Look through the lines below and extract any with the word "Como".

## Begin Provided entries

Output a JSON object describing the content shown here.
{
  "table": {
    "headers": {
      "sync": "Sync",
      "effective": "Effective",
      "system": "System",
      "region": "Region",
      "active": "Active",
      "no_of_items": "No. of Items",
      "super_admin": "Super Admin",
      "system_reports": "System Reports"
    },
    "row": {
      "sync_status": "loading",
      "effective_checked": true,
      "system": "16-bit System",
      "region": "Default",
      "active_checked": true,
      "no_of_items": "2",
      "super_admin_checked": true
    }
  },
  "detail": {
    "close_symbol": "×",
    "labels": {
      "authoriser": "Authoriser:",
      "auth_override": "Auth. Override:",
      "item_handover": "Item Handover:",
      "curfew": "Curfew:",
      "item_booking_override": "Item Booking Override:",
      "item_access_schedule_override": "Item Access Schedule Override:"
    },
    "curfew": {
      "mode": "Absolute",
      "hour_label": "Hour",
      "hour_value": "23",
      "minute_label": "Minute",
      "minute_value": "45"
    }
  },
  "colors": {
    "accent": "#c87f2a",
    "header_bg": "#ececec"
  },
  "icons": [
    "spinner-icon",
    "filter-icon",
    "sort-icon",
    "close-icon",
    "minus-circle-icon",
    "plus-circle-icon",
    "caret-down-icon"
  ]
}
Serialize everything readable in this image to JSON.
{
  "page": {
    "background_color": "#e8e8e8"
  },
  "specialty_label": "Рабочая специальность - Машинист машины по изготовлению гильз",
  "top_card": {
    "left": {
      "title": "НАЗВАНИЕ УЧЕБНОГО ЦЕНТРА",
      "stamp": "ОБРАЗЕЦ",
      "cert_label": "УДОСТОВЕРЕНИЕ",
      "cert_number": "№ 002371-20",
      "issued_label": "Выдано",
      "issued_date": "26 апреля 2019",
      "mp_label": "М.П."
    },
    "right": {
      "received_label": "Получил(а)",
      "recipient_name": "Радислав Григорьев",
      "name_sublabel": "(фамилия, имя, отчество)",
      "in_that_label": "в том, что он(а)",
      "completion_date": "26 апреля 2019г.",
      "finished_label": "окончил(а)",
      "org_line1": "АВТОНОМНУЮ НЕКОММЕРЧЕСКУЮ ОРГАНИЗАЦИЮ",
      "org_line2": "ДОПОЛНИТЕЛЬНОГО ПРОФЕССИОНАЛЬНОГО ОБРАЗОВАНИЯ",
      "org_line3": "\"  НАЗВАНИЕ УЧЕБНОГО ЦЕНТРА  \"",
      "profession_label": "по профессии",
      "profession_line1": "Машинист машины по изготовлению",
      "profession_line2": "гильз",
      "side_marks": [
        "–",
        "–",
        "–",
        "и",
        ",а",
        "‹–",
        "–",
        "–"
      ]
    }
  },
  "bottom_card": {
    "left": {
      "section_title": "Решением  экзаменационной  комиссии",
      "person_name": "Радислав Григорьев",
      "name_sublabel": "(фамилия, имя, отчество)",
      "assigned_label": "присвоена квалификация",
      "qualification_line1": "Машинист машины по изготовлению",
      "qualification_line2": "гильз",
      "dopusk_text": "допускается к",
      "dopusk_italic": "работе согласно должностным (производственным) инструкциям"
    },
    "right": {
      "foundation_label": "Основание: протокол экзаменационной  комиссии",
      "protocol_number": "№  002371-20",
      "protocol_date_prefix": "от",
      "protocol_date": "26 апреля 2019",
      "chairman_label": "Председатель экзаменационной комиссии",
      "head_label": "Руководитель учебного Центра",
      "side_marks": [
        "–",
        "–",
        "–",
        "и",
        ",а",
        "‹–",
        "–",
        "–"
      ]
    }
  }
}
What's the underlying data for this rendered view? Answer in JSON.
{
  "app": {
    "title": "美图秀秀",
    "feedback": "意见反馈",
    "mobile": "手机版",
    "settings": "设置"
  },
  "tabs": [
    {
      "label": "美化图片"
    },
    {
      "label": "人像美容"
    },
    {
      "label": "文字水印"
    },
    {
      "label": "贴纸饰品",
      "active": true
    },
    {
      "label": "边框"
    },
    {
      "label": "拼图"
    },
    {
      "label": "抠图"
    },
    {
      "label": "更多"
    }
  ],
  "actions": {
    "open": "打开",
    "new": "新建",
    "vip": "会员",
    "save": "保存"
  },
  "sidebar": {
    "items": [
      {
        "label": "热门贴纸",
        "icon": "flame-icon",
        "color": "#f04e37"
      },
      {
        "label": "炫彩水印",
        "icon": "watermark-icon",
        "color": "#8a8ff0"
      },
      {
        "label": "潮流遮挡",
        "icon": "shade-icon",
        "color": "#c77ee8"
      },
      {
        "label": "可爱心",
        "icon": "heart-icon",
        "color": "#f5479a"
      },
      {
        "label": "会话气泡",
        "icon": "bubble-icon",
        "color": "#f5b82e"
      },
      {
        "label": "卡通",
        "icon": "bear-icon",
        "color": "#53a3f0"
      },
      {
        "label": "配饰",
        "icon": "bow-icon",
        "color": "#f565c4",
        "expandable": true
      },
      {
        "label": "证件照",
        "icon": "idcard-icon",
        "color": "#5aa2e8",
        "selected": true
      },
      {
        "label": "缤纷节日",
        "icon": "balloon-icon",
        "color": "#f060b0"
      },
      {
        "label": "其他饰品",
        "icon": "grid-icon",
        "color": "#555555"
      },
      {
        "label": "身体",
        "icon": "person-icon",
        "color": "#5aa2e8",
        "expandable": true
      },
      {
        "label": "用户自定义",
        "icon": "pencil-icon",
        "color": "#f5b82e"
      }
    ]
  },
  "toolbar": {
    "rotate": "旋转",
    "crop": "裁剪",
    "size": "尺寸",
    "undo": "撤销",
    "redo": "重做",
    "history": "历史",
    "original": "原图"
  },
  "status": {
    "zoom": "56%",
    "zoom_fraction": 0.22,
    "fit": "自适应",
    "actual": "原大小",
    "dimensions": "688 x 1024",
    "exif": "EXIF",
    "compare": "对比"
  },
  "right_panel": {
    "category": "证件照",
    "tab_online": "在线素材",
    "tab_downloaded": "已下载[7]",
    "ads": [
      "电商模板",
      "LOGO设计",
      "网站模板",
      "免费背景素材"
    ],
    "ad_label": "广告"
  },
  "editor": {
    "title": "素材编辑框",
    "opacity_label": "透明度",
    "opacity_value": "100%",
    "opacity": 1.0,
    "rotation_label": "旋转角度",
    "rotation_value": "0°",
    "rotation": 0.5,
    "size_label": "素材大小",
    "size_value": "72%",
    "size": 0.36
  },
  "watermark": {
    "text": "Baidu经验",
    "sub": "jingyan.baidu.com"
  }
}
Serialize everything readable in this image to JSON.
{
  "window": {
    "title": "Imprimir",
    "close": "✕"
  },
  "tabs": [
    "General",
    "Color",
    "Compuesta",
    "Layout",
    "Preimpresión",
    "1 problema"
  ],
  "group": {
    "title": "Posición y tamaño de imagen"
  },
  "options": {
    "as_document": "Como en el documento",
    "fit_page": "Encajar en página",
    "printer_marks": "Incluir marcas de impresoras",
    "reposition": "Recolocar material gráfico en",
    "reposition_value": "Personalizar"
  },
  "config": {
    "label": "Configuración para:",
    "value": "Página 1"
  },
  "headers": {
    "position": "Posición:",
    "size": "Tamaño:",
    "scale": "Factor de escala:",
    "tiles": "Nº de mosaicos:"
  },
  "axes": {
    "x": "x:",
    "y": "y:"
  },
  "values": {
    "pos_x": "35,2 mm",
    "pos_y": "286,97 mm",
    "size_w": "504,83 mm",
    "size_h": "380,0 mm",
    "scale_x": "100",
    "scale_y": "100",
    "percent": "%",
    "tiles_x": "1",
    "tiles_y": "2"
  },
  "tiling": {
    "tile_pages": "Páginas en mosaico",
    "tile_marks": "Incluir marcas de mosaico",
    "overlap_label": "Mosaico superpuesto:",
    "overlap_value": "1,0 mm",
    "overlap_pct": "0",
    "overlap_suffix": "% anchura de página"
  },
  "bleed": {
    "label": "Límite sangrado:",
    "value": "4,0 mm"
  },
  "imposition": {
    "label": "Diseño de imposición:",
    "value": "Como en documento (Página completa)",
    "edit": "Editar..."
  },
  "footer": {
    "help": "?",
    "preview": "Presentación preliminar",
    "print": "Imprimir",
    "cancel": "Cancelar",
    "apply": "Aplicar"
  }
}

## End Provided entries

### Finished answer:
    "as_document": "Como en el documento",
    "value": "Como en documento (Página completa)",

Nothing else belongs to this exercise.